Rows from a figure dataset
== == ==

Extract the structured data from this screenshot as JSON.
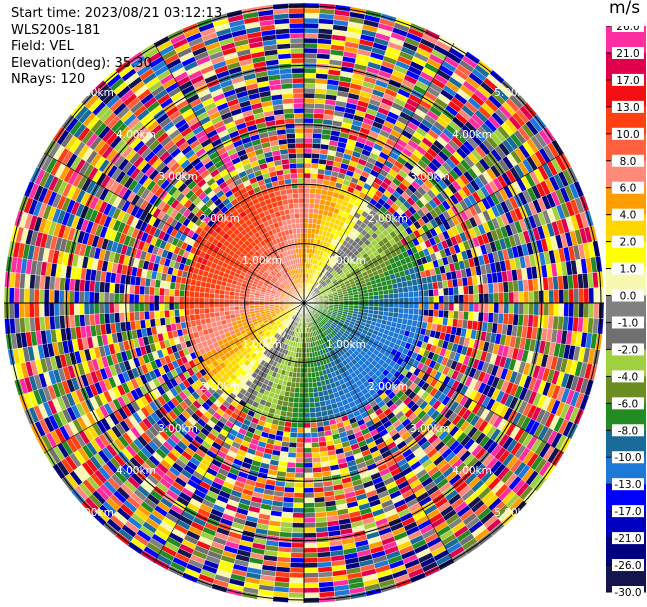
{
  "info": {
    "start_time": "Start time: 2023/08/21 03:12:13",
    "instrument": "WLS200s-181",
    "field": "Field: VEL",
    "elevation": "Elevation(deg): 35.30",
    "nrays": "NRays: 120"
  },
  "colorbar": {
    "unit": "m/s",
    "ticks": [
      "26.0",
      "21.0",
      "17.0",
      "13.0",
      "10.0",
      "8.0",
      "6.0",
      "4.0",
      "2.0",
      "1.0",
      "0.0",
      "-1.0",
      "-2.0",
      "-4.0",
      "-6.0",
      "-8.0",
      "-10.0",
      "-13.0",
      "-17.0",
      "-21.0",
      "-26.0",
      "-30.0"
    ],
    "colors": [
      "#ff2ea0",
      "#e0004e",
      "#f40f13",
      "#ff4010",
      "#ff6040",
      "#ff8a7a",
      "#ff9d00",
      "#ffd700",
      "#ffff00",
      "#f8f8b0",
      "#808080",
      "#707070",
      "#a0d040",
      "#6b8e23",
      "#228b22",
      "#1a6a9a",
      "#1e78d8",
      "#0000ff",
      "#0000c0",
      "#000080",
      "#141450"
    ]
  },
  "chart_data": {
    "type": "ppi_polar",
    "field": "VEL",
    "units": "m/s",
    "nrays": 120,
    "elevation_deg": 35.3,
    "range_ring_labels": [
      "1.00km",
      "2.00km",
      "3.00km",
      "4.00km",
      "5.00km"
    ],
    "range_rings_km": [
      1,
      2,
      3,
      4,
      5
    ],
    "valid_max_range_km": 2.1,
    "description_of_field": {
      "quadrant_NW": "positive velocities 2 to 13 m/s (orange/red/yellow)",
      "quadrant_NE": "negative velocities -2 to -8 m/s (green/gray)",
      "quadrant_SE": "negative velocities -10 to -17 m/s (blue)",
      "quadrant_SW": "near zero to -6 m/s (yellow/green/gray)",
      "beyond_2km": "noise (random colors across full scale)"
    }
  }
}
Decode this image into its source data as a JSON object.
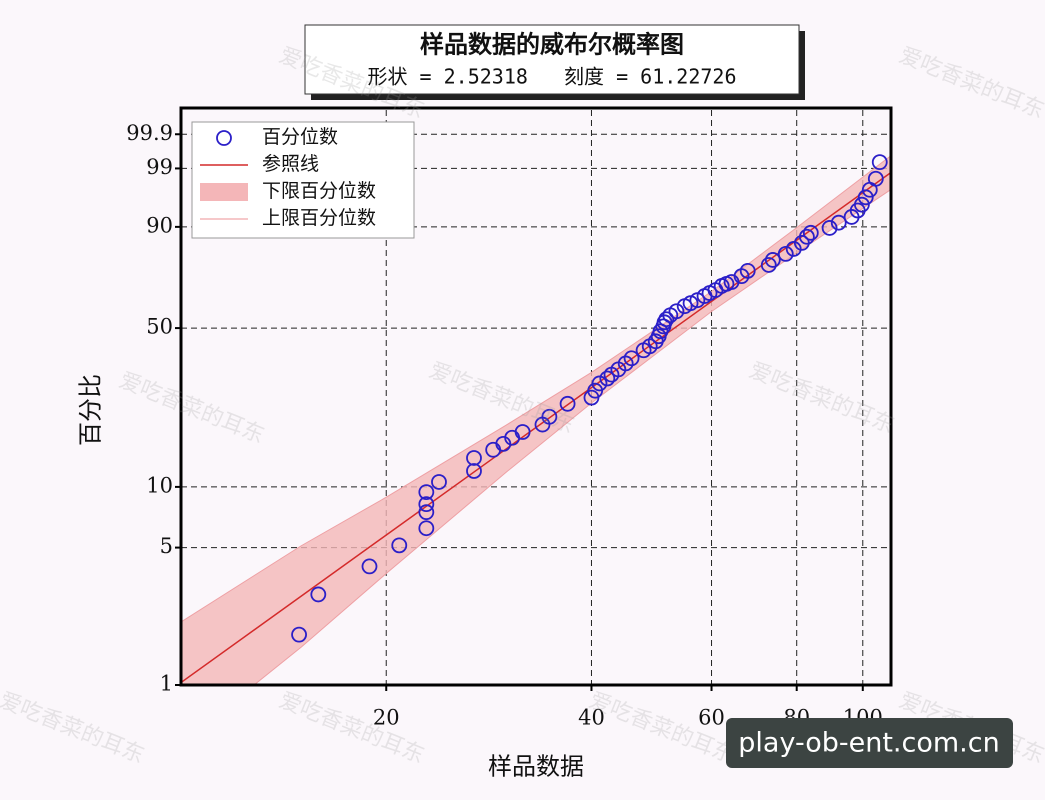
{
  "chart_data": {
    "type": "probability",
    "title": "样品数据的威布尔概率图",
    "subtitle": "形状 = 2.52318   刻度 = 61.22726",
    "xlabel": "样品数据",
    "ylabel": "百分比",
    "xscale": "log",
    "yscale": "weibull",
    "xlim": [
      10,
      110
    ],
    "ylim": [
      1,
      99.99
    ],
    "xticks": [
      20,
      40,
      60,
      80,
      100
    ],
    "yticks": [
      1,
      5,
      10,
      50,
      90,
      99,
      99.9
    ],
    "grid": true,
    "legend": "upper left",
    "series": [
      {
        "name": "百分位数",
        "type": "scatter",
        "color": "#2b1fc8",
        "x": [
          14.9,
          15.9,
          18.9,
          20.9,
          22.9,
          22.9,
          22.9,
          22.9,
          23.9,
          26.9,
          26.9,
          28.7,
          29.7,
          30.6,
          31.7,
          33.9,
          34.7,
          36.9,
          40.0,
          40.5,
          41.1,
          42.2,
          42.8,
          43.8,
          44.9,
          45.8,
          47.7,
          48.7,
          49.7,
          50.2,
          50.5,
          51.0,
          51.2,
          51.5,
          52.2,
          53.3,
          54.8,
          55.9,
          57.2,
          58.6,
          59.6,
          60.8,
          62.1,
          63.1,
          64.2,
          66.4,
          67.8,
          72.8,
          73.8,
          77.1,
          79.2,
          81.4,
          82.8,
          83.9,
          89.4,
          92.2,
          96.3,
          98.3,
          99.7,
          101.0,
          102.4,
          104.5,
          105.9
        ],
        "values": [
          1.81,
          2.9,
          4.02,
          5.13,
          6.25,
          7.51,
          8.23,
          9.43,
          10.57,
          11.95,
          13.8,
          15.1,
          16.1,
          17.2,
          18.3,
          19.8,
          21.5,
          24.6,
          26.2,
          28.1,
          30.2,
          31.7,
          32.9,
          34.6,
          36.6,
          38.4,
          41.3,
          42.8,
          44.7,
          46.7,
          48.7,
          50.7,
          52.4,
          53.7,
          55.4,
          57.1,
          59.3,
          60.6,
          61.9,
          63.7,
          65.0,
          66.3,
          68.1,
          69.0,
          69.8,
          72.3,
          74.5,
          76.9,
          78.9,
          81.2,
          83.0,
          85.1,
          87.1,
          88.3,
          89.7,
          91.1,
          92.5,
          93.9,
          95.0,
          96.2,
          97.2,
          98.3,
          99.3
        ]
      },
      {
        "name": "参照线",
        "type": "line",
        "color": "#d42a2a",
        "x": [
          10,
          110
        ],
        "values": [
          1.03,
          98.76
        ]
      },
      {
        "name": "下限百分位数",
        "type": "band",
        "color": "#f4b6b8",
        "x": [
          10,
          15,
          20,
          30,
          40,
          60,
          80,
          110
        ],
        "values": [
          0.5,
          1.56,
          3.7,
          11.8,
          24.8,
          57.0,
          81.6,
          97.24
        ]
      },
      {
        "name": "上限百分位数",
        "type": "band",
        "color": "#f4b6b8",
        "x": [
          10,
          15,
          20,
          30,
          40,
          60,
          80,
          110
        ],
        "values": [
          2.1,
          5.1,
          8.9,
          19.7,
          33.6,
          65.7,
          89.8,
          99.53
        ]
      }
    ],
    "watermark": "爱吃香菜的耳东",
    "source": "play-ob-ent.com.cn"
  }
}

== == ==

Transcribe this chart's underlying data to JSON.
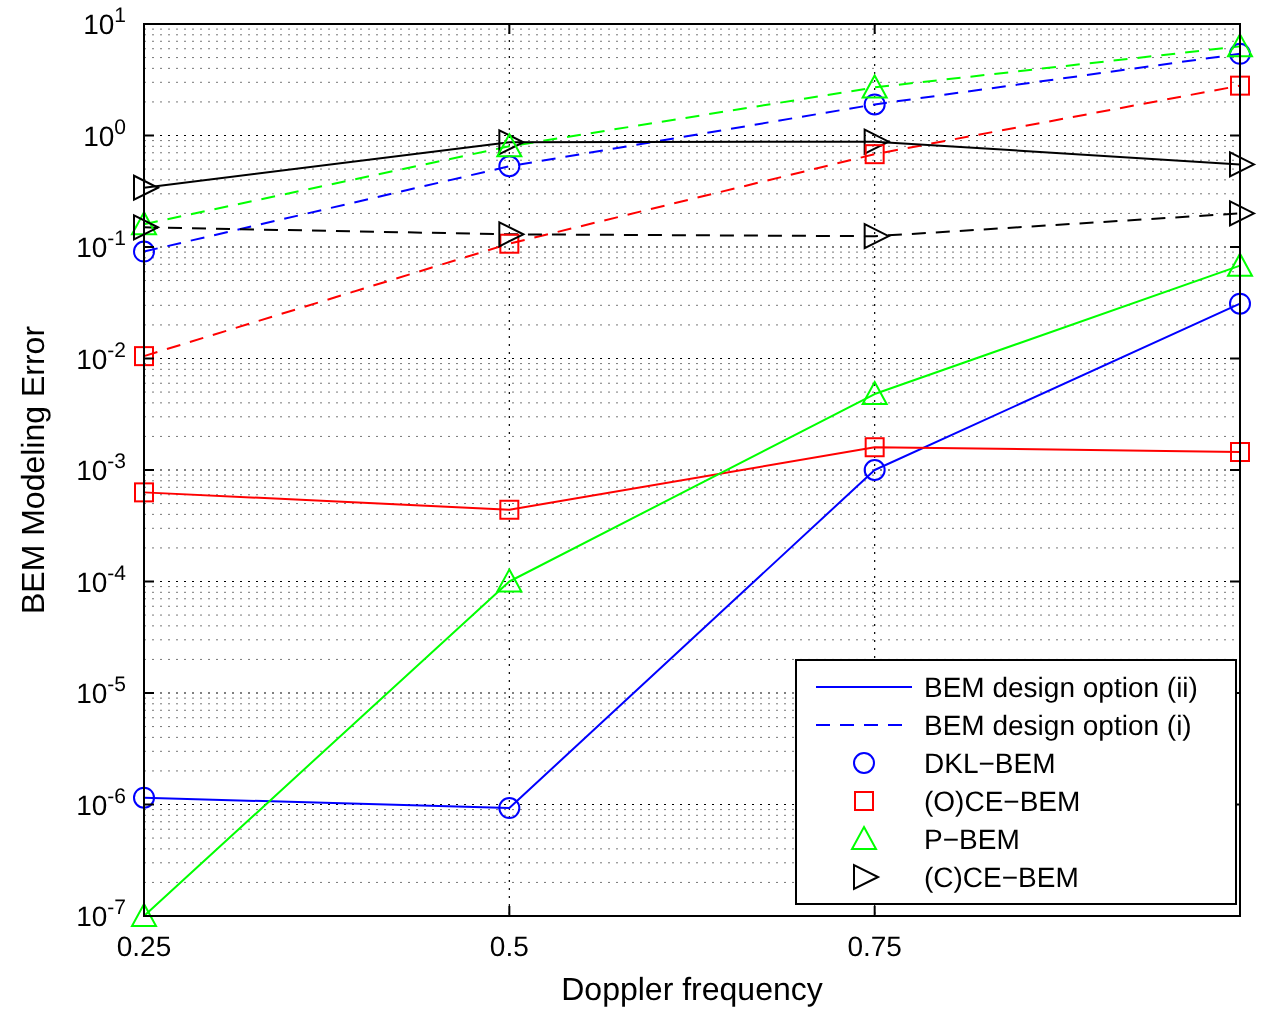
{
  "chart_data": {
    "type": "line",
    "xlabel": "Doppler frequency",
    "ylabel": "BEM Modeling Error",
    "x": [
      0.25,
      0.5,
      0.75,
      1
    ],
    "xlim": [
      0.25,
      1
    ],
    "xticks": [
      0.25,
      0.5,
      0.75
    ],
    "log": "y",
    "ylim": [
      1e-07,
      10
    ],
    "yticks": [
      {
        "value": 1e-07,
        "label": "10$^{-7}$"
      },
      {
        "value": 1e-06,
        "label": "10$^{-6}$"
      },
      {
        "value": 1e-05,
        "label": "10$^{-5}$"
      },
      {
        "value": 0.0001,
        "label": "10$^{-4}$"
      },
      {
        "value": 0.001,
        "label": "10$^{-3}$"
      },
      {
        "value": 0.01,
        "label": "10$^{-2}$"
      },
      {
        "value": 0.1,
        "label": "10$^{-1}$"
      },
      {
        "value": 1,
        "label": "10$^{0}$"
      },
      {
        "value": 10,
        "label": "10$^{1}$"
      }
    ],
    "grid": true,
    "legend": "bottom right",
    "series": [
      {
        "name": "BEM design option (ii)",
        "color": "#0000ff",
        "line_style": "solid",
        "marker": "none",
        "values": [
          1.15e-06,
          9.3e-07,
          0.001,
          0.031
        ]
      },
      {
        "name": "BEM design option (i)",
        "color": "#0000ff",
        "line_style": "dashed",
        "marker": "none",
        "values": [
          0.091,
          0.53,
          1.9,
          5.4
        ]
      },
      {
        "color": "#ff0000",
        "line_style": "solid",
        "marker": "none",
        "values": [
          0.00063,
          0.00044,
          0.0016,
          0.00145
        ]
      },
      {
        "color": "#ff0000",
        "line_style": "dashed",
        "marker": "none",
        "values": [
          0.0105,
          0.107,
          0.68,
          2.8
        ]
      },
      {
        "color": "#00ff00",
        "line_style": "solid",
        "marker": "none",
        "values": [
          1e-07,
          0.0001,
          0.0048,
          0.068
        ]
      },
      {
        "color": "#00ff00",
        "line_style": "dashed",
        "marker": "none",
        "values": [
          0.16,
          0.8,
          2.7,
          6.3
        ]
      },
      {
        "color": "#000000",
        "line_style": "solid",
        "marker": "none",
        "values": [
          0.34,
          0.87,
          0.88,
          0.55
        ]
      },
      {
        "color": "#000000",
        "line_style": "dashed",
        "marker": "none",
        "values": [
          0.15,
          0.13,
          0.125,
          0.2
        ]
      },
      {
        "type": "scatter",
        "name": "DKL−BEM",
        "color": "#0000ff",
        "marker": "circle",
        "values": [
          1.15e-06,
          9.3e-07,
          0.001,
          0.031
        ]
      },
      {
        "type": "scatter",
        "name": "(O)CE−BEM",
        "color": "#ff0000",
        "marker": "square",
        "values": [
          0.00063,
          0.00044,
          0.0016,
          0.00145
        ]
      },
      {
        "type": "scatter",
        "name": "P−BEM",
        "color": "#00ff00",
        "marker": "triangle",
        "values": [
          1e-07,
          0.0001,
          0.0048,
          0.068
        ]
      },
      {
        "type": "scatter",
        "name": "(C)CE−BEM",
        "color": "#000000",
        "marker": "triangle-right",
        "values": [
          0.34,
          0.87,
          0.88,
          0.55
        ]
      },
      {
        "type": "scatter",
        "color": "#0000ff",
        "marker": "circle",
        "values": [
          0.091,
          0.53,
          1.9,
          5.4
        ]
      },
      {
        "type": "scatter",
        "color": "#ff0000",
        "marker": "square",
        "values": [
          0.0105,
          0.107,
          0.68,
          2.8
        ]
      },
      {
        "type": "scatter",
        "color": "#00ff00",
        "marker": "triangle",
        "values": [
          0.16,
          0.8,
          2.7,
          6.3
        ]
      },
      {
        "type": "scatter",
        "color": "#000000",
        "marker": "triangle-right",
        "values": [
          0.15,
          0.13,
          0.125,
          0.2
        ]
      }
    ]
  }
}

== == ==

* [Instructions for the task]
Note how many lines of the material contain the string "xlabel". Then report that number by itself.

* [Task result]
2